> _YOUR GOAL_
All of the material below is to be restated word for word, apart from the pictures.
= = = = =
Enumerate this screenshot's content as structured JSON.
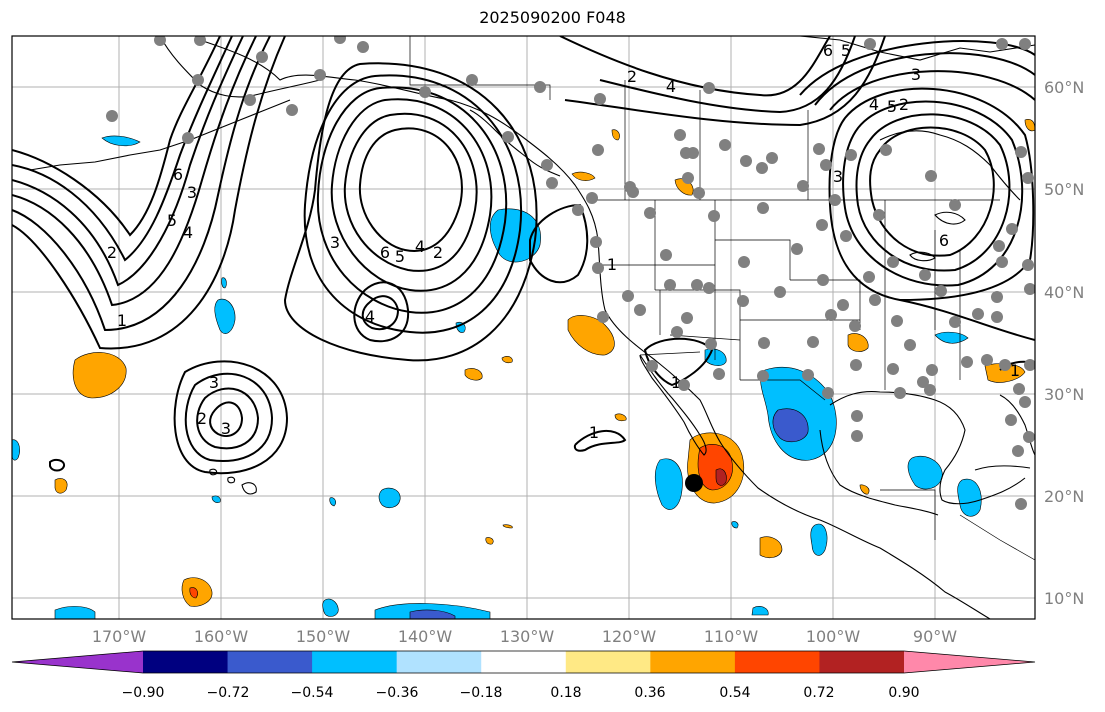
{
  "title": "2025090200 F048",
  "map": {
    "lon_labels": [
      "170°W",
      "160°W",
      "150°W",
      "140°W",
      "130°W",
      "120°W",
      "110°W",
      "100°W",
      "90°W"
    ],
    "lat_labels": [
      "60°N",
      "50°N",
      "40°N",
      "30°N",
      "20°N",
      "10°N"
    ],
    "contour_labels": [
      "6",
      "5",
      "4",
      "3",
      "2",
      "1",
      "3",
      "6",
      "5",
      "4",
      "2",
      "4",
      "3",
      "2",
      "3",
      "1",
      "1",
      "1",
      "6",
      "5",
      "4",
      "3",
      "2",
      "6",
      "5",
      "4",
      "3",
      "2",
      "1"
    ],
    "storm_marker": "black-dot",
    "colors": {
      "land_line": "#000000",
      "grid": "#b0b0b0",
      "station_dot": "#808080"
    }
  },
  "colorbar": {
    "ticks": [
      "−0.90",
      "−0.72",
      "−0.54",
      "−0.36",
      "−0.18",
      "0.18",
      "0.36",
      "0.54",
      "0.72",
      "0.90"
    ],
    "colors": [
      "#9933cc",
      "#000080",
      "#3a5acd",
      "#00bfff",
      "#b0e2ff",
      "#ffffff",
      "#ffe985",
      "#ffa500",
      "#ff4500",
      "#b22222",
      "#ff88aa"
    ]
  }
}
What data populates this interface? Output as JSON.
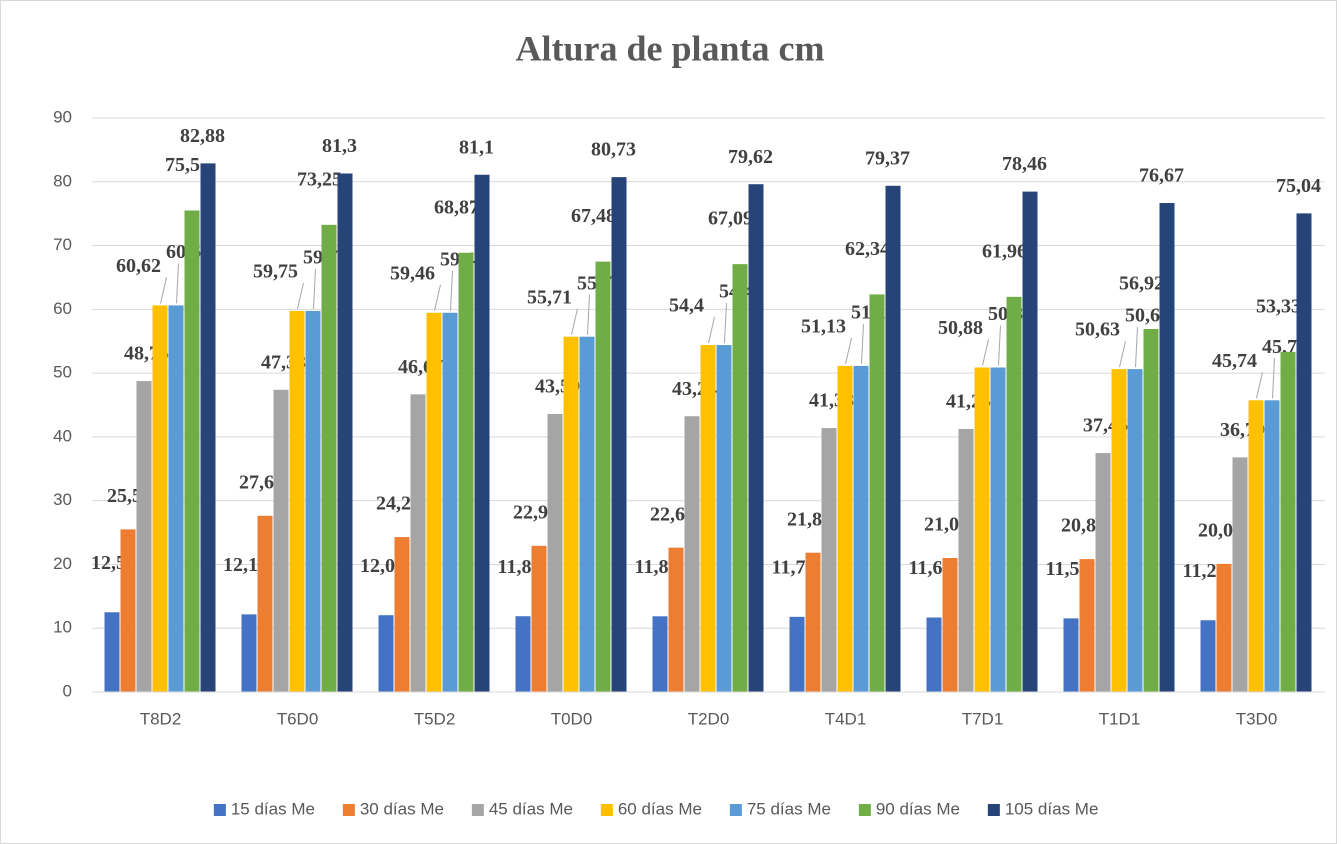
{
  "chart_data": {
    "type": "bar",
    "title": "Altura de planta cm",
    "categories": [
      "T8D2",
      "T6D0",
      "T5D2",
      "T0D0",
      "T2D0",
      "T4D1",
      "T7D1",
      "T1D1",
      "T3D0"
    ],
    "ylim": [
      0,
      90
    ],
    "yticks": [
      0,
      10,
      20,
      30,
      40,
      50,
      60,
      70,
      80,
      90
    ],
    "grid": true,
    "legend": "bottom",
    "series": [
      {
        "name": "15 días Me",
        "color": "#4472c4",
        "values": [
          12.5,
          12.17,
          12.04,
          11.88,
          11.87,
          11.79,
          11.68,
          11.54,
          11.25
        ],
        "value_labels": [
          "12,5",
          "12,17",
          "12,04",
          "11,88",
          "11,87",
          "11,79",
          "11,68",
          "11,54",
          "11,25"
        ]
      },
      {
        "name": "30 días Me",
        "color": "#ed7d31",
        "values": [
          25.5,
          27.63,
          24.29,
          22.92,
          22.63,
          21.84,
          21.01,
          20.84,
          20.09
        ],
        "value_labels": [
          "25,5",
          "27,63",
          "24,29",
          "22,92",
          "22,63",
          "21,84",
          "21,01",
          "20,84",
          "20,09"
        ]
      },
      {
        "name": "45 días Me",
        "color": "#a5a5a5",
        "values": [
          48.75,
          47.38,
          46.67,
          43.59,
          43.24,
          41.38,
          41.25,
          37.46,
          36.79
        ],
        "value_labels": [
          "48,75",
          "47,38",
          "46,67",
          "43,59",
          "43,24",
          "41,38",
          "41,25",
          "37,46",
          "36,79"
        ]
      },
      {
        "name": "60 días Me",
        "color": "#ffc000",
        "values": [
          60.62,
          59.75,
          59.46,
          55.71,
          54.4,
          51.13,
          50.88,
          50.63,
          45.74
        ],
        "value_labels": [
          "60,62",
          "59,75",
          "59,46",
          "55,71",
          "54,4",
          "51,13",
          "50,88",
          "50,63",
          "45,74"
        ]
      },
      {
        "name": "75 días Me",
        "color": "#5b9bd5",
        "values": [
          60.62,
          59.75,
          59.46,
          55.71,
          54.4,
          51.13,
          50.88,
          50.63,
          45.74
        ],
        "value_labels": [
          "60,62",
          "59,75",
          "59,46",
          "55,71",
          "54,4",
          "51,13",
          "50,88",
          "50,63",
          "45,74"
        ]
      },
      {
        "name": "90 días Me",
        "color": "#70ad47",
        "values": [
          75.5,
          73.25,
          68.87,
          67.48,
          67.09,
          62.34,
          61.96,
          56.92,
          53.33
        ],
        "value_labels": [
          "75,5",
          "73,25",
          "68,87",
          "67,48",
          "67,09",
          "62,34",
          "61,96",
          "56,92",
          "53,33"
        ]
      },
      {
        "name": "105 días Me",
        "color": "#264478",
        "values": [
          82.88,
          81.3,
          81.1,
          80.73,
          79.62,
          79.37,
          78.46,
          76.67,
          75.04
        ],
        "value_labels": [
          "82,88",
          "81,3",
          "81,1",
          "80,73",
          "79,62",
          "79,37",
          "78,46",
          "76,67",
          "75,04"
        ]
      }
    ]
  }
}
= = = = =
> _WRITTEN ANSWER_
Enumerate this screenshot's content as structured JSON.
{
  "title": "2025090200 F048",
  "map": {
    "lon_labels": [
      "170°W",
      "160°W",
      "150°W",
      "140°W",
      "130°W",
      "120°W",
      "110°W",
      "100°W",
      "90°W"
    ],
    "lat_labels": [
      "60°N",
      "50°N",
      "40°N",
      "30°N",
      "20°N",
      "10°N"
    ],
    "contour_labels": [
      "6",
      "5",
      "4",
      "3",
      "2",
      "1",
      "3",
      "6",
      "5",
      "4",
      "2",
      "4",
      "3",
      "2",
      "3",
      "1",
      "1",
      "1",
      "6",
      "5",
      "4",
      "3",
      "2",
      "6",
      "5",
      "4",
      "3",
      "2",
      "1"
    ],
    "storm_marker": "black-dot",
    "colors": {
      "land_line": "#000000",
      "grid": "#b0b0b0",
      "station_dot": "#808080"
    }
  },
  "colorbar": {
    "ticks": [
      "−0.90",
      "−0.72",
      "−0.54",
      "−0.36",
      "−0.18",
      "0.18",
      "0.36",
      "0.54",
      "0.72",
      "0.90"
    ],
    "colors": [
      "#9933cc",
      "#000080",
      "#3a5acd",
      "#00bfff",
      "#b0e2ff",
      "#ffffff",
      "#ffe985",
      "#ffa500",
      "#ff4500",
      "#b22222",
      "#ff88aa"
    ]
  }
}
What data populates this interface? Output as JSON.
{
  "chart_data": {
    "type": "bar",
    "title": "Altura de planta cm",
    "categories": [
      "T8D2",
      "T6D0",
      "T5D2",
      "T0D0",
      "T2D0",
      "T4D1",
      "T7D1",
      "T1D1",
      "T3D0"
    ],
    "ylim": [
      0,
      90
    ],
    "yticks": [
      0,
      10,
      20,
      30,
      40,
      50,
      60,
      70,
      80,
      90
    ],
    "grid": true,
    "legend": "bottom",
    "series": [
      {
        "name": "15 días Me",
        "color": "#4472c4",
        "values": [
          12.5,
          12.17,
          12.04,
          11.88,
          11.87,
          11.79,
          11.68,
          11.54,
          11.25
        ],
        "value_labels": [
          "12,5",
          "12,17",
          "12,04",
          "11,88",
          "11,87",
          "11,79",
          "11,68",
          "11,54",
          "11,25"
        ]
      },
      {
        "name": "30 días Me",
        "color": "#ed7d31",
        "values": [
          25.5,
          27.63,
          24.29,
          22.92,
          22.63,
          21.84,
          21.01,
          20.84,
          20.09
        ],
        "value_labels": [
          "25,5",
          "27,63",
          "24,29",
          "22,92",
          "22,63",
          "21,84",
          "21,01",
          "20,84",
          "20,09"
        ]
      },
      {
        "name": "45 días Me",
        "color": "#a5a5a5",
        "values": [
          48.75,
          47.38,
          46.67,
          43.59,
          43.24,
          41.38,
          41.25,
          37.46,
          36.79
        ],
        "value_labels": [
          "48,75",
          "47,38",
          "46,67",
          "43,59",
          "43,24",
          "41,38",
          "41,25",
          "37,46",
          "36,79"
        ]
      },
      {
        "name": "60 días Me",
        "color": "#ffc000",
        "values": [
          60.62,
          59.75,
          59.46,
          55.71,
          54.4,
          51.13,
          50.88,
          50.63,
          45.74
        ],
        "value_labels": [
          "60,62",
          "59,75",
          "59,46",
          "55,71",
          "54,4",
          "51,13",
          "50,88",
          "50,63",
          "45,74"
        ]
      },
      {
        "name": "75 días Me",
        "color": "#5b9bd5",
        "values": [
          60.62,
          59.75,
          59.46,
          55.71,
          54.4,
          51.13,
          50.88,
          50.63,
          45.74
        ],
        "value_labels": [
          "60,62",
          "59,75",
          "59,46",
          "55,71",
          "54,4",
          "51,13",
          "50,88",
          "50,63",
          "45,74"
        ]
      },
      {
        "name": "90 días Me",
        "color": "#70ad47",
        "values": [
          75.5,
          73.25,
          68.87,
          67.48,
          67.09,
          62.34,
          61.96,
          56.92,
          53.33
        ],
        "value_labels": [
          "75,5",
          "73,25",
          "68,87",
          "67,48",
          "67,09",
          "62,34",
          "61,96",
          "56,92",
          "53,33"
        ]
      },
      {
        "name": "105 días Me",
        "color": "#264478",
        "values": [
          82.88,
          81.3,
          81.1,
          80.73,
          79.62,
          79.37,
          78.46,
          76.67,
          75.04
        ],
        "value_labels": [
          "82,88",
          "81,3",
          "81,1",
          "80,73",
          "79,62",
          "79,37",
          "78,46",
          "76,67",
          "75,04"
        ]
      }
    ]
  }
}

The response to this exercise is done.